* **Your objective**
Check every line of the data below for the string "title", and copy the ones that hold it.

--

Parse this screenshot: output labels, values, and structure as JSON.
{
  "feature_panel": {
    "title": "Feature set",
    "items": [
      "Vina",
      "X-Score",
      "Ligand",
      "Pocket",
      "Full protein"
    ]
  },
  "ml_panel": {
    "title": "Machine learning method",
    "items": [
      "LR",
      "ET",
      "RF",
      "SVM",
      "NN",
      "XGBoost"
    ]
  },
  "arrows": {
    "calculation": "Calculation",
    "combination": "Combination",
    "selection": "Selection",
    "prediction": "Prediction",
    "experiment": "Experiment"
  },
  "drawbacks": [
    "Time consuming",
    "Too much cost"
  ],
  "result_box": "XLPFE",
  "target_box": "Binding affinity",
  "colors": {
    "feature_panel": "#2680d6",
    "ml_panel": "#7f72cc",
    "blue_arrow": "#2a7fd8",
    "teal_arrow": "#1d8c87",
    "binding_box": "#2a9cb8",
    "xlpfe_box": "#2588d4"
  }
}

--

* **Task response**
    "title": "Feature set",
    "title": "Machine learning method",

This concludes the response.